• **PROVIDED ENTRIES**
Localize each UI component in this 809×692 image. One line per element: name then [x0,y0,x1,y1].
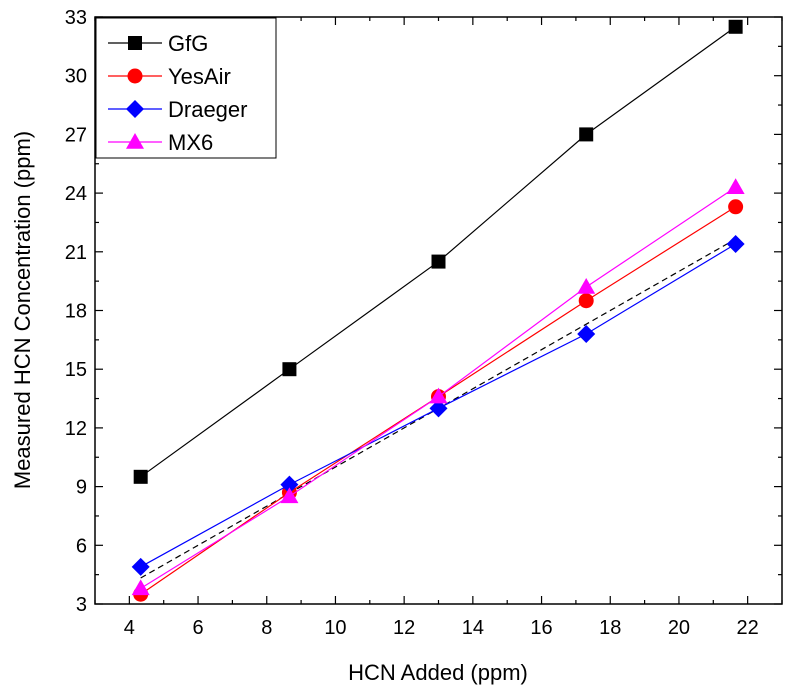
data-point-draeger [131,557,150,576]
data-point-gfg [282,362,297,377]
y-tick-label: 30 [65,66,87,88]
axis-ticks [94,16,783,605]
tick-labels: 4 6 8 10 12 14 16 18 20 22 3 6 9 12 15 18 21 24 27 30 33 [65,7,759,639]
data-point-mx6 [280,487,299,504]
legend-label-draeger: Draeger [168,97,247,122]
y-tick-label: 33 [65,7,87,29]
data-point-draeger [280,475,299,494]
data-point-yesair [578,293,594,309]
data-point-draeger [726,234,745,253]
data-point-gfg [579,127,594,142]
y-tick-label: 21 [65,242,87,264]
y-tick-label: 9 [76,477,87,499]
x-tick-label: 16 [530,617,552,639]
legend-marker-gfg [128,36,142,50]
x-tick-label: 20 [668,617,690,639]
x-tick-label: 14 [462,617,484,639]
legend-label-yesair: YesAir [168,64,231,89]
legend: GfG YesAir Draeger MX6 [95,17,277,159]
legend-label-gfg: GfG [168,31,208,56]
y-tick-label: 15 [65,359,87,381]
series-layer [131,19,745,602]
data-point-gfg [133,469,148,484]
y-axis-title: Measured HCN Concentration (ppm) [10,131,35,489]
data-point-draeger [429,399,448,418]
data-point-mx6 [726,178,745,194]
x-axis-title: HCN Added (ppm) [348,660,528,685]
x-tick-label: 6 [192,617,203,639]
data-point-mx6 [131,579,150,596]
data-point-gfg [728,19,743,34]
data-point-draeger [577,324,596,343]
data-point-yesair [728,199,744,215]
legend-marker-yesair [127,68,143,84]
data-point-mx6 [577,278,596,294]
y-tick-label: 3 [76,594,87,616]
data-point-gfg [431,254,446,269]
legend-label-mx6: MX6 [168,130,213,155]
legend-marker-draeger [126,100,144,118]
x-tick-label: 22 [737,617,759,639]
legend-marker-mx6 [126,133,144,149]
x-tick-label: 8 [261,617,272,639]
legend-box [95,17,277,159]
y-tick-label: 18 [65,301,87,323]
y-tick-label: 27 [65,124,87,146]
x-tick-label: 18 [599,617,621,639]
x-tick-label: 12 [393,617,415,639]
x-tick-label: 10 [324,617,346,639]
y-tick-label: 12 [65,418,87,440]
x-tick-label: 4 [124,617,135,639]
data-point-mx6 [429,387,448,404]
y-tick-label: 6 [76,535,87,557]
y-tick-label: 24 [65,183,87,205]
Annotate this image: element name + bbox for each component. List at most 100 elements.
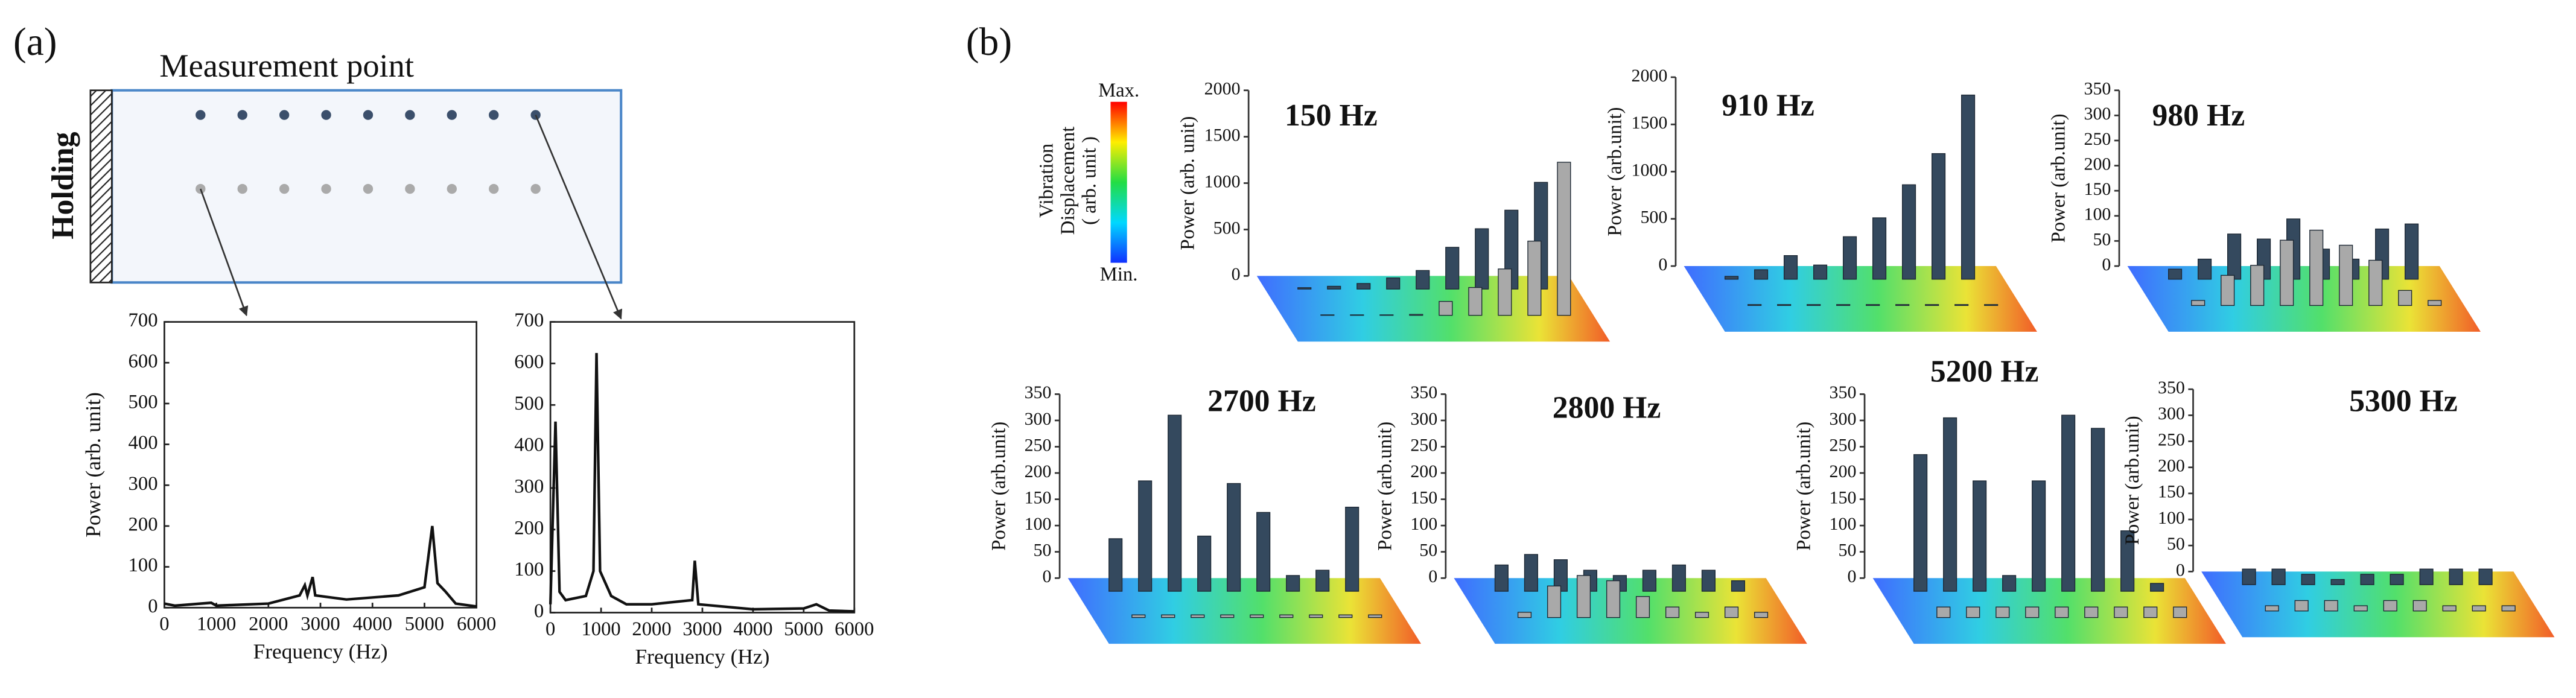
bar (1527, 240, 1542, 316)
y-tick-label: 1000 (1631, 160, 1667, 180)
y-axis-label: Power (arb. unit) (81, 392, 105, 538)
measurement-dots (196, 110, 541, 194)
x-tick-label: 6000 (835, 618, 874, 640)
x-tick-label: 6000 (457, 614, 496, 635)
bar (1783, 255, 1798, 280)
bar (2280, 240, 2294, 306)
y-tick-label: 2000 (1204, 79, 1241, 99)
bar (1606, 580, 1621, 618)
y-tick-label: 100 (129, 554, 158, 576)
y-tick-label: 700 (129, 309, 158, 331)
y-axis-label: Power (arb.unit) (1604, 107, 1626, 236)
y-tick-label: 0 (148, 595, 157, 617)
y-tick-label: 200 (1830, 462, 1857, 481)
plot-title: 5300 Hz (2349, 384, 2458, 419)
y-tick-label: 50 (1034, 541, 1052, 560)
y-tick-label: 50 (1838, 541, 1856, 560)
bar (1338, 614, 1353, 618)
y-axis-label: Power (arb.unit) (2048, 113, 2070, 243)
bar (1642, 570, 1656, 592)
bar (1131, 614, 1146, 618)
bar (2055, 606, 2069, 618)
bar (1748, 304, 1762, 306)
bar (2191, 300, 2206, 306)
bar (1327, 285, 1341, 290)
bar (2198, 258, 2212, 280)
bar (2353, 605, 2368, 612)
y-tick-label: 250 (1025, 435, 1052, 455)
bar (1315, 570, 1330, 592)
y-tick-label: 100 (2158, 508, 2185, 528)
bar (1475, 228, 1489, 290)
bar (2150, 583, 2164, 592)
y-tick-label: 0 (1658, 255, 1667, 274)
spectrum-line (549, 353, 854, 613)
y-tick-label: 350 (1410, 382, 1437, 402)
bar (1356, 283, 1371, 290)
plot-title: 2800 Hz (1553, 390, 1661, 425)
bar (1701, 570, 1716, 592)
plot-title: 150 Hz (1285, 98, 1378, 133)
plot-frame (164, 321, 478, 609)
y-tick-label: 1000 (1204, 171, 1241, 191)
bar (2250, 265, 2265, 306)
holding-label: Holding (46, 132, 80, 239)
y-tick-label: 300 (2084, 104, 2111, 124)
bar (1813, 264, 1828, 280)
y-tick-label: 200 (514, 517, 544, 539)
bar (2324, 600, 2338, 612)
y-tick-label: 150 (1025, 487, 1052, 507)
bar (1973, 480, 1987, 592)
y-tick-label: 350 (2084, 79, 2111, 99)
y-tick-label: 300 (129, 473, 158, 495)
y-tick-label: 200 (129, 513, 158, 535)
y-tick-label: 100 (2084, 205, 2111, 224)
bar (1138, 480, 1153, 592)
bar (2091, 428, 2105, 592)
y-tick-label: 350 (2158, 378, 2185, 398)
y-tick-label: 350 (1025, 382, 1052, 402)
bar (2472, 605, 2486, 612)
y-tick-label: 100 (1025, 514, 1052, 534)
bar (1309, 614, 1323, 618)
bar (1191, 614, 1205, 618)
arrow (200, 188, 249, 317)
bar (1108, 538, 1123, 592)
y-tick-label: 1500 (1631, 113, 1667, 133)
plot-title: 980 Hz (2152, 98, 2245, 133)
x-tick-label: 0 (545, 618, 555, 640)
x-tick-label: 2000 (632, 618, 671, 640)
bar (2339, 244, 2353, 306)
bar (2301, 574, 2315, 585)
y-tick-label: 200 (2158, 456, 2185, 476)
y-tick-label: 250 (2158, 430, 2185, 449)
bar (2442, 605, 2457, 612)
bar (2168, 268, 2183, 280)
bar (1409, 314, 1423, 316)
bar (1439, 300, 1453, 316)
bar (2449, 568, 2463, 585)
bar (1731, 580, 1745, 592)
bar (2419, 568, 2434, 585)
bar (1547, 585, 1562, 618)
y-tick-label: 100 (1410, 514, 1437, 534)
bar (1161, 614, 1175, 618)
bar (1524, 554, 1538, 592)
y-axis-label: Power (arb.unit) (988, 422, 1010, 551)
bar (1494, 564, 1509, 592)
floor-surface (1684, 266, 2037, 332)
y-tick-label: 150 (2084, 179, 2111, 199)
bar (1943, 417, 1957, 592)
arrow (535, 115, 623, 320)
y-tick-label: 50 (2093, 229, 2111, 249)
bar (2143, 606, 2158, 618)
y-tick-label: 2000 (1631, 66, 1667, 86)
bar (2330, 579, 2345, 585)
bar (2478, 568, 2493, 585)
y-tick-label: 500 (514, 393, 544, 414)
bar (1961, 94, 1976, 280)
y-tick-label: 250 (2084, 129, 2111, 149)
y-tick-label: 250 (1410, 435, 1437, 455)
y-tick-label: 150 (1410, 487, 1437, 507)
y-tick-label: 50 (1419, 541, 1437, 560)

• **WORK TO DO**
Please duplicate the lines of the entries from the one containing "data-point-draeger [131,557,150,576]" through the one containing "data-point-gfg [133,469,148,484]", both included, with no changes.

• **ANSWER TO THIS EXERCISE**
data-point-draeger [131,557,150,576]
data-point-gfg [282,362,297,377]
y-tick-label: 30 [65,66,87,88]
axis-ticks [94,16,783,605]
tick-labels: 4 6 8 10 12 14 16 18 20 22 3 6 9 12 15 18 21 24 27 30 33 [65,7,759,639]
data-point-mx6 [280,487,299,504]
legend-label-draeger: Draeger [168,97,247,122]
y-tick-label: 33 [65,7,87,29]
data-point-draeger [280,475,299,494]
data-point-yesair [578,293,594,309]
data-point-draeger [726,234,745,253]
data-point-gfg [579,127,594,142]
y-tick-label: 21 [65,242,87,264]
y-tick-label: 9 [76,477,87,499]
x-tick-label: 16 [530,617,552,639]
legend-marker-gfg [128,36,142,50]
x-tick-label: 20 [668,617,690,639]
x-tick-label: 14 [462,617,484,639]
legend-label-yesair: YesAir [168,64,231,89]
legend: GfG YesAir Draeger MX6 [95,17,277,159]
legend-label-gfg: GfG [168,31,208,56]
y-tick-label: 15 [65,359,87,381]
series-layer [131,19,745,602]
data-point-gfg [133,469,148,484]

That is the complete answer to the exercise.